> TASK STATEMENT: Where a line below holds the string "various", copy that line.

Saved entries
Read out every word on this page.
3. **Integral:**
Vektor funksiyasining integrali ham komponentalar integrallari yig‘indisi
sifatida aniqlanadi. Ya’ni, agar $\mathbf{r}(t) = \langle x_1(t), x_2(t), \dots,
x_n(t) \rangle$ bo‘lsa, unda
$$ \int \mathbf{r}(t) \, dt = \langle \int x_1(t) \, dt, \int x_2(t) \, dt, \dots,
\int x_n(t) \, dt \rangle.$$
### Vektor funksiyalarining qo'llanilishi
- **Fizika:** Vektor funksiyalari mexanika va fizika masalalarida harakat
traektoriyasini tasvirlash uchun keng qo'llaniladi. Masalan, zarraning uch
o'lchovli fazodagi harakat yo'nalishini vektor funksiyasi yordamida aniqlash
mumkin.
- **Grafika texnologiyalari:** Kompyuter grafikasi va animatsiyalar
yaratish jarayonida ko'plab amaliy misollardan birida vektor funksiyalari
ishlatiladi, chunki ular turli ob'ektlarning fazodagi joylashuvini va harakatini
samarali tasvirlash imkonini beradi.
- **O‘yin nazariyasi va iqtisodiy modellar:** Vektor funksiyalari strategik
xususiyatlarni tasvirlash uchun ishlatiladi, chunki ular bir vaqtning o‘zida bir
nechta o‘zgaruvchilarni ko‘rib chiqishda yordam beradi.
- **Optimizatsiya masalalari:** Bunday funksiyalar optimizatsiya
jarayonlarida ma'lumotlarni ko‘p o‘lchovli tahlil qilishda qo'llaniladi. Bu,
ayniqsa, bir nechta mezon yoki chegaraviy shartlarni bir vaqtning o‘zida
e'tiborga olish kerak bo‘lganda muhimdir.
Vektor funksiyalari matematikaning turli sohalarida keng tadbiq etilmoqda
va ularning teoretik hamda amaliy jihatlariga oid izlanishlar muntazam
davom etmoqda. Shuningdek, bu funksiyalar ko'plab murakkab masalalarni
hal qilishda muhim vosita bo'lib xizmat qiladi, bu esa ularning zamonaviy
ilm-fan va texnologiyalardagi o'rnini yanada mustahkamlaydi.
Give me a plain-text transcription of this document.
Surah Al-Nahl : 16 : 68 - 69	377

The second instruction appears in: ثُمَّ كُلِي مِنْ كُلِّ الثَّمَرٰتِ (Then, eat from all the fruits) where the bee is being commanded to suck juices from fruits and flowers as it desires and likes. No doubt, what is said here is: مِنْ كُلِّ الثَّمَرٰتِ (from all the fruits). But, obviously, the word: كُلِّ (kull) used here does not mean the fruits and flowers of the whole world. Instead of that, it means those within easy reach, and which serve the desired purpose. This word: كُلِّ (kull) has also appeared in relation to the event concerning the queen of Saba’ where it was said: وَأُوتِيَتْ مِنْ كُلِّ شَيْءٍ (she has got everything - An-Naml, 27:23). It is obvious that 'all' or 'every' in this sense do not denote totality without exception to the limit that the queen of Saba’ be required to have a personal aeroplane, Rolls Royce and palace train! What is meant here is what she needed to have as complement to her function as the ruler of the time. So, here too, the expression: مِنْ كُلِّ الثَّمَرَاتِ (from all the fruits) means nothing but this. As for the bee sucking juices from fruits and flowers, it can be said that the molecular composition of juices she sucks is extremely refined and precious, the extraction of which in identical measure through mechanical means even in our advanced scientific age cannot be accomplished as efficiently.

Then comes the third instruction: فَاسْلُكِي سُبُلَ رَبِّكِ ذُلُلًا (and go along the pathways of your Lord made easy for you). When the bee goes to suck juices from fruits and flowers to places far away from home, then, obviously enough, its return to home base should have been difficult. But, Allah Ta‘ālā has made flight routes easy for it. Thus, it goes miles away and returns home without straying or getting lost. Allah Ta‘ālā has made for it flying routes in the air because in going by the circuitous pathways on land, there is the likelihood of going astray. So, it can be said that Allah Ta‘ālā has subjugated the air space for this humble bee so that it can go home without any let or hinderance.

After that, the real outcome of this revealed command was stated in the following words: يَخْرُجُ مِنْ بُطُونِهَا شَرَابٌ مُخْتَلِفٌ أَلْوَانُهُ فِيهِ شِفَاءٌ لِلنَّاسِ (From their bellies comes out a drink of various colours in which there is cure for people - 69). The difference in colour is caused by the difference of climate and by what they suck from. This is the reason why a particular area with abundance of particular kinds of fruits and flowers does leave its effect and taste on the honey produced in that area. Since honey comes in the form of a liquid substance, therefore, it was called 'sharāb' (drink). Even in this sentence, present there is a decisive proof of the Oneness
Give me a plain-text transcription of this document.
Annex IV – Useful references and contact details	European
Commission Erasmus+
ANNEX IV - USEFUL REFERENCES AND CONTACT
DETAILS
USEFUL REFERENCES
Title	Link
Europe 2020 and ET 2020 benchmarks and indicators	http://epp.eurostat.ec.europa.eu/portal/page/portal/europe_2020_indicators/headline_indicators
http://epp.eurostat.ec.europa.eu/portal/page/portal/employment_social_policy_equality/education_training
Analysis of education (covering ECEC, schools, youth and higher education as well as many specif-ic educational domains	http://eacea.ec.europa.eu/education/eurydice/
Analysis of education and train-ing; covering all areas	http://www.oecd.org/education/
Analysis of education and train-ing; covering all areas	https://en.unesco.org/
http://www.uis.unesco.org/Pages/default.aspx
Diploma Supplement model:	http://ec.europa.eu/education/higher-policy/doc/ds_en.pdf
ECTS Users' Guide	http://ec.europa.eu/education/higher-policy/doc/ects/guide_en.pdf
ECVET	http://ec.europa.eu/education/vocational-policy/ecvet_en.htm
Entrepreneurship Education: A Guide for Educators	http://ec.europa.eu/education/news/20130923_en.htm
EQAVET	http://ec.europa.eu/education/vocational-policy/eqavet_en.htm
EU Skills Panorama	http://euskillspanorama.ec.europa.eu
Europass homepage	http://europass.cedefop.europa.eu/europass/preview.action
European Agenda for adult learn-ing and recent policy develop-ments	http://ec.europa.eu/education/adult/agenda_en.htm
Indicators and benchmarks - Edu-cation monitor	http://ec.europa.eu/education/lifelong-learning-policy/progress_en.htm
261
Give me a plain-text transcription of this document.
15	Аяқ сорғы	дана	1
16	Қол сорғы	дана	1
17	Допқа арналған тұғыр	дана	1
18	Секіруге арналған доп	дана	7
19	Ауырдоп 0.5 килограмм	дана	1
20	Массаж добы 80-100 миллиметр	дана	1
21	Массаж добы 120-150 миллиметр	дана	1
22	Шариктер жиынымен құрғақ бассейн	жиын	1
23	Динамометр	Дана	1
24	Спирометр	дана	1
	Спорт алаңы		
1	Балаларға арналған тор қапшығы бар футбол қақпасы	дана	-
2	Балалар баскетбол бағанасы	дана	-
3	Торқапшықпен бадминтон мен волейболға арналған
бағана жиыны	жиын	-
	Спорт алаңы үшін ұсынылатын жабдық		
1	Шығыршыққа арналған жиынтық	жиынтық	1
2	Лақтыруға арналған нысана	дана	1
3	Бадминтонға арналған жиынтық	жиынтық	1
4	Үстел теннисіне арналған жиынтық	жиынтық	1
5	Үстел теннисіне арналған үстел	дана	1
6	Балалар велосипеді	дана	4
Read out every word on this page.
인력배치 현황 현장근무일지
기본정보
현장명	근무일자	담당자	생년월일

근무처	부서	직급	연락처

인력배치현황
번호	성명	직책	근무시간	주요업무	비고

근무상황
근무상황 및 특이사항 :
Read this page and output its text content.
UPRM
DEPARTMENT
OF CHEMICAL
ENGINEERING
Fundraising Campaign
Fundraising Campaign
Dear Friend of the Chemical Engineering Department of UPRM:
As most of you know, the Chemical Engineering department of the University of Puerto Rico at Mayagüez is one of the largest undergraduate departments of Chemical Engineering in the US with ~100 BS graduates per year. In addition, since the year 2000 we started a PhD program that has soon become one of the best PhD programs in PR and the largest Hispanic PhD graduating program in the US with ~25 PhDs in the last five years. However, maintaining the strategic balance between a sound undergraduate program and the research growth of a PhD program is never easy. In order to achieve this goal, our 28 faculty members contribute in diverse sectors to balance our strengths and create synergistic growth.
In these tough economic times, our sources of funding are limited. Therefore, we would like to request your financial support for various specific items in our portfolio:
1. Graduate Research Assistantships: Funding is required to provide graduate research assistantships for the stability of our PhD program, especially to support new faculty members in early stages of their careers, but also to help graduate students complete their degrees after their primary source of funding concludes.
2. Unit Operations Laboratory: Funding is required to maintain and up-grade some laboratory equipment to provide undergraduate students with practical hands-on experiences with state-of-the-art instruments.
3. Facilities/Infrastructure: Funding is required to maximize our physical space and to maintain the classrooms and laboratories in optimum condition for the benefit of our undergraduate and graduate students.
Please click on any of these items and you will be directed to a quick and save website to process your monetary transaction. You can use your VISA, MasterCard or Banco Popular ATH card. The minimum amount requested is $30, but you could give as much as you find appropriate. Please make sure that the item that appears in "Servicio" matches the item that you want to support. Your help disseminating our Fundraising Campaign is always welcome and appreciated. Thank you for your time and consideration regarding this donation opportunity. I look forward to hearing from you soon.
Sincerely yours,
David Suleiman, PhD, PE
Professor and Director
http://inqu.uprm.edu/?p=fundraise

> WRITTEN ANSWER:
After that, the real outcome of this revealed command was stated in the following words: يَخْرُجُ مِنْ بُطُونِهَا شَرَابٌ مُخْتَلِفٌ أَلْوَانُهُ فِيهِ شِفَاءٌ لِلنَّاسِ (From their bellies comes out a drink of various colours in which there is cure for people - 69). The difference in colour is caused by the difference of climate and by what they suck from. This is the reason why a particular area with abundance of particular kinds of fruits and flowers does leave its effect and taste on the honey produced in that area. Since honey comes in the form of a liquid substance, therefore, it was called 'sharāb' (drink). Even in this sentence, present there is a decisive proof of the Oneness
In these tough economic times, our sources of funding are limited. Therefore, we would like to request your financial support for various specific items in our portfolio:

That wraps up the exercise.